»»

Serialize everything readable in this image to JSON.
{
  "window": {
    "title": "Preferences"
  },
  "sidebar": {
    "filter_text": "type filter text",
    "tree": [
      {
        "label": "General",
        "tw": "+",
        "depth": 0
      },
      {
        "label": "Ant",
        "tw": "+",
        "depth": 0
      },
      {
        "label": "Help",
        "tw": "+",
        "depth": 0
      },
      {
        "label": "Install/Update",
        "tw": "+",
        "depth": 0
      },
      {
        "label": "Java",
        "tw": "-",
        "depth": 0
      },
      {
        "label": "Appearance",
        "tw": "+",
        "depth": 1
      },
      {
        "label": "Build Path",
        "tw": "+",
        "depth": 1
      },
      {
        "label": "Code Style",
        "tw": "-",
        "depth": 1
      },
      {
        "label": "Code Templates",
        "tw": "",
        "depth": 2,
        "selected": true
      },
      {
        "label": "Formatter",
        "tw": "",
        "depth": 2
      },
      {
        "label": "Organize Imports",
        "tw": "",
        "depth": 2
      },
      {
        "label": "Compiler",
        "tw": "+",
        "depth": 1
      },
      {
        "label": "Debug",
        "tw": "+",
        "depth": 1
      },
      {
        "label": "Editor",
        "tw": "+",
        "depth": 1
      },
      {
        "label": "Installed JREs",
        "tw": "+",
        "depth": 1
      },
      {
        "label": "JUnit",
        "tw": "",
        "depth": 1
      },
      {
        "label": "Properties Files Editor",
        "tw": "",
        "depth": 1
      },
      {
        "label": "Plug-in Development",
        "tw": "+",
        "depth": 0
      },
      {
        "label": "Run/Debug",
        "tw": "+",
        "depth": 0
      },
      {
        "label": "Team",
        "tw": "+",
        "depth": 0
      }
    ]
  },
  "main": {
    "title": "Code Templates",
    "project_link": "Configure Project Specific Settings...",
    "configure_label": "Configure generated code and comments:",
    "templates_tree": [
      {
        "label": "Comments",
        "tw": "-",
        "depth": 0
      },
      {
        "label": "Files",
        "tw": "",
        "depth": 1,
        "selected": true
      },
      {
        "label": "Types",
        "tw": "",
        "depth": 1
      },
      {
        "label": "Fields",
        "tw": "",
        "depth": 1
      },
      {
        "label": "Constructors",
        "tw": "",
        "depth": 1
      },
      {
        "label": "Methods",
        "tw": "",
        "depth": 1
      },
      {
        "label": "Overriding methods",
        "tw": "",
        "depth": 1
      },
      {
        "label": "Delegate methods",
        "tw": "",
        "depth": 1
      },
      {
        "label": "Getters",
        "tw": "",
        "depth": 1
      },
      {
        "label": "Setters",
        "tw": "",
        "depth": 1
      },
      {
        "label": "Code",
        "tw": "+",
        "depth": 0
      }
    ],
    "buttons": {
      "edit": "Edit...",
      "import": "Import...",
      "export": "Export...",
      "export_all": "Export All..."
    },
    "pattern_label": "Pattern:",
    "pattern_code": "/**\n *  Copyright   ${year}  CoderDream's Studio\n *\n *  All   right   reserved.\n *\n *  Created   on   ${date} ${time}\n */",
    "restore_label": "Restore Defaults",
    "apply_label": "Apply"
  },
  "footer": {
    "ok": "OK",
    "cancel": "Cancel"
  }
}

««
»»

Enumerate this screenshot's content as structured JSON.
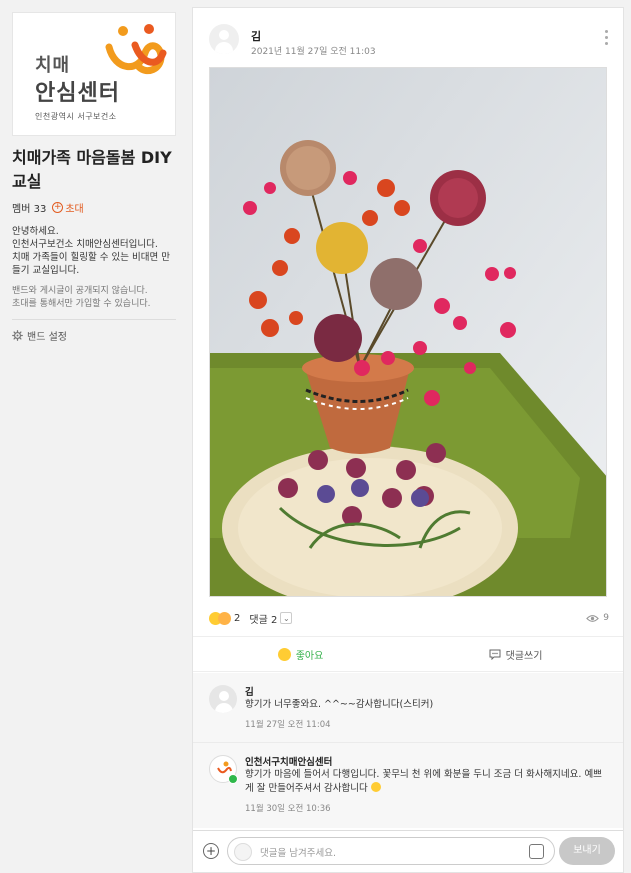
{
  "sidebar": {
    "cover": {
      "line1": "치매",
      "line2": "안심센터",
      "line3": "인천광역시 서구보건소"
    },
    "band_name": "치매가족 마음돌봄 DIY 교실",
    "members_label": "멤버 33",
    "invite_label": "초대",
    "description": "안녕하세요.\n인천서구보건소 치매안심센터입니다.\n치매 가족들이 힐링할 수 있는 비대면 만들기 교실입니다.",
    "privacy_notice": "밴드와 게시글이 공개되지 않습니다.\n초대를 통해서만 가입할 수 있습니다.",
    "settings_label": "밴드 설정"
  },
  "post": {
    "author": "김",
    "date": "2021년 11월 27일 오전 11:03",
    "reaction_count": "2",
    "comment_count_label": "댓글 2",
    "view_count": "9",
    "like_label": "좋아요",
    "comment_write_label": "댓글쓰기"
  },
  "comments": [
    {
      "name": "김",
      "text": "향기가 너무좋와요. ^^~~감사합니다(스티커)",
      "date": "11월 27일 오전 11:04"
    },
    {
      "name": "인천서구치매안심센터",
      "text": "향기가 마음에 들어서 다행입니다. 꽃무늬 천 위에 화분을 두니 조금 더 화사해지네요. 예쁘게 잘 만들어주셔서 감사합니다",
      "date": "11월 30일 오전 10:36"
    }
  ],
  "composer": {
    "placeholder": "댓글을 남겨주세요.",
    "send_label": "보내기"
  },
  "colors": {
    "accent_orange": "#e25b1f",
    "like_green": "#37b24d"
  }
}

««

*To do*
Of the lines above, how many hold the string "title"? Answer with only the number.

*Response for this exercise*
2